Leave out any picture and return the remaining listing below exactly as given.
- - -
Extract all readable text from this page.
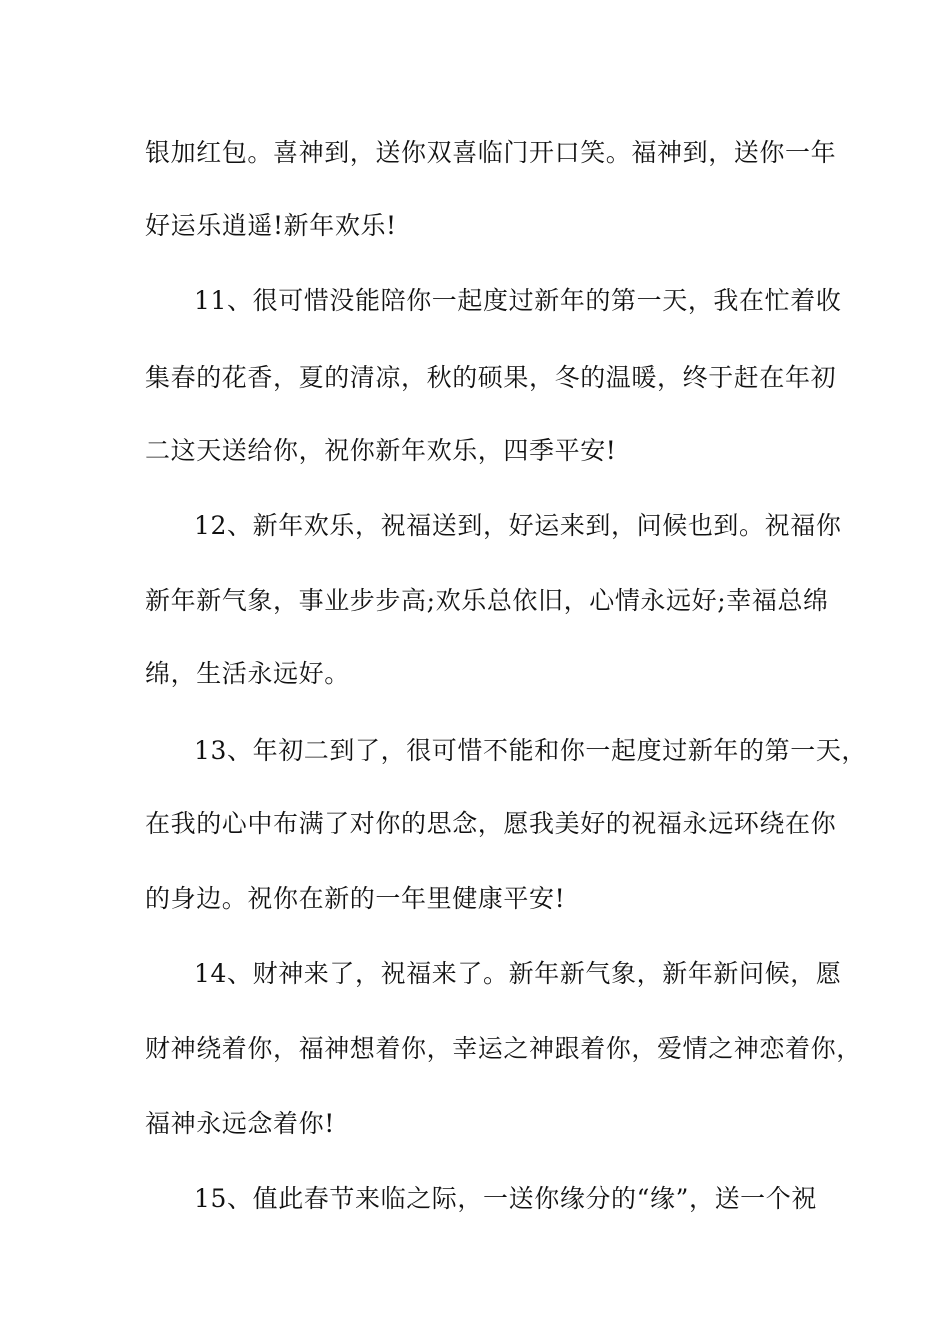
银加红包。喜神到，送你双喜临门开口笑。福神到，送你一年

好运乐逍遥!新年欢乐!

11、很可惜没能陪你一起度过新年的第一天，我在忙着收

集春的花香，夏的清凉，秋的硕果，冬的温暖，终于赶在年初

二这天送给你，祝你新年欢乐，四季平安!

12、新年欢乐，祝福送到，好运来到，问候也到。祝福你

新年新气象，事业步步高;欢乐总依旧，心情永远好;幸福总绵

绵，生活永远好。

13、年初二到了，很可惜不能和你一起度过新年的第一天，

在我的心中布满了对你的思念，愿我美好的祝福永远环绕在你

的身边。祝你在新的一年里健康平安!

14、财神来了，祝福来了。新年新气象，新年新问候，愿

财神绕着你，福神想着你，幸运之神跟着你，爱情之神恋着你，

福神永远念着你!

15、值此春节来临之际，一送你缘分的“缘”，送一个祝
- - -
__Reply to the task__:
Extract all readable text from this page.
银加红包。喜神到，送你双喜临门开口笑。福神到，送你一年

好运乐逍遥!新年欢乐!

11、很可惜没能陪你一起度过新年的第一天，我在忙着收

集春的花香，夏的清凉，秋的硕果，冬的温暖，终于赶在年初

二这天送给你，祝你新年欢乐，四季平安!

12、新年欢乐，祝福送到，好运来到，问候也到。祝福你

新年新气象，事业步步高;欢乐总依旧，心情永远好;幸福总绵

绵，生活永远好。

13、年初二到了，很可惜不能和你一起度过新年的第一天，

在我的心中布满了对你的思念，愿我美好的祝福永远环绕在你

的身边。祝你在新的一年里健康平安!

14、财神来了，祝福来了。新年新气象，新年新问候，愿

财神绕着你，福神想着你，幸运之神跟着你，爱情之神恋着你，

福神永远念着你!

15、值此春节来临之际，一送你缘分的“缘”，送一个祝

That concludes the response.